DATASET EXTRACT:

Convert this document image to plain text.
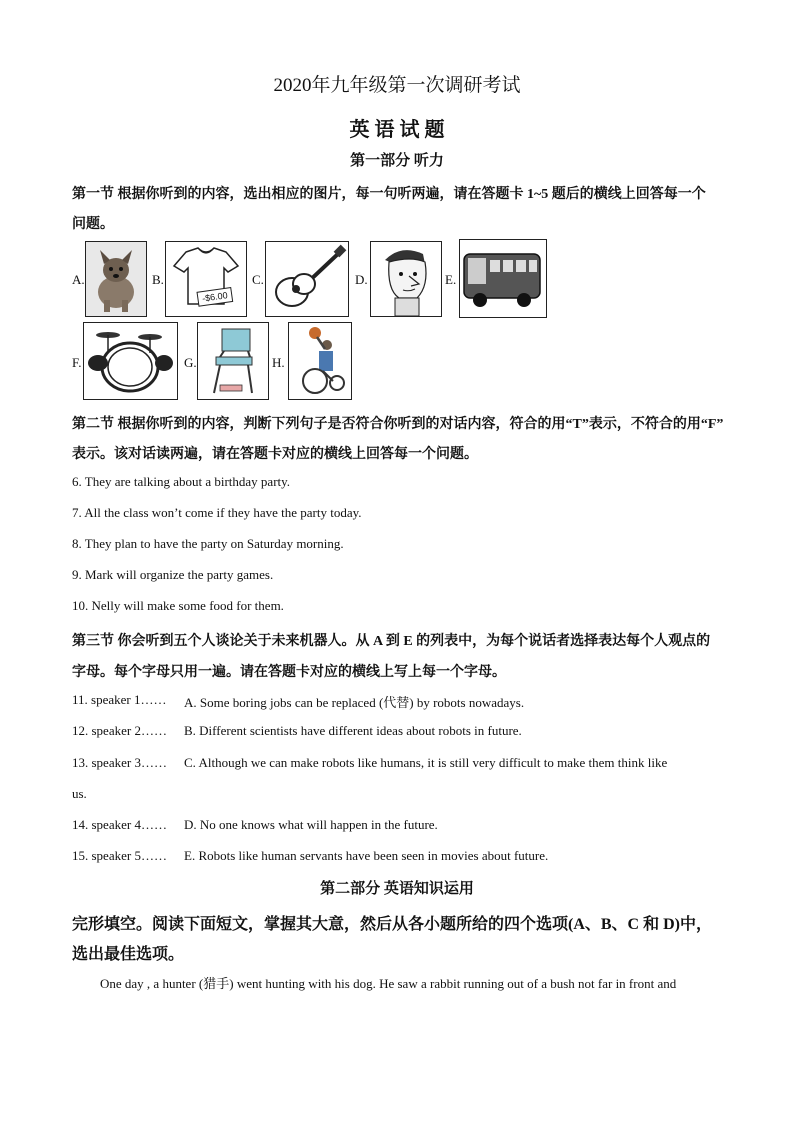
2020年九年级第一次调研考试
英 语 试 题
第一部分 听力
第一节 根据你听到的内容，选出相应的图片，每一句听两遍，请在答题卡 1~5 题后的横线上回答每一个
问题。
A.	B.
-$6.00
C.	D.	E.
F.	G.	H.
第二节 根据你听到的内容，判断下列句子是否符合你听到的对话内容，符合的用“T”表示，不符合的用“F”
表示。该对话读两遍，请在答题卡对应的横线上回答每一个问题。
6. They are talking about a birthday party.
7. All the class won’t come if they have the party today.
8. They plan to have the party on Saturday morning.
9. Mark will organize the party games.
10. Nelly will make some food for them.
第三节 你会听到五个人谈论关于未来机器人。从 A 到 E 的列表中，为每个说话者选择表达每个人观点的
字母。每个字母只用一遍。请在答题卡对应的横线上写上每一个字母。
11. speaker 1…… A. Some boring jobs can be replaced (代替) by robots nowadays.
12. speaker 2…… B. Different scientists have different ideas about robots in future.
13. speaker 3…… C. Although we can make robots like humans, it is still very difficult to make them think like
us.
14. speaker 4…… D. No one knows what will happen in the future.
15. speaker 5…… E. Robots like human servants have been seen in movies about future.
第二部分 英语知识运用
完形填空。阅读下面短文，掌握其大意，然后从各小题所给的四个选项(A、B、C 和 D)中，
选出最佳选项。
One day , a hunter (猎手) went hunting with his dog. He saw a rabbit running out of a bush not far in front and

JOB: The lines above form a set of records; determine how many of them contain the string "have" and give that number alone.

FINISHED EXERCISE: 4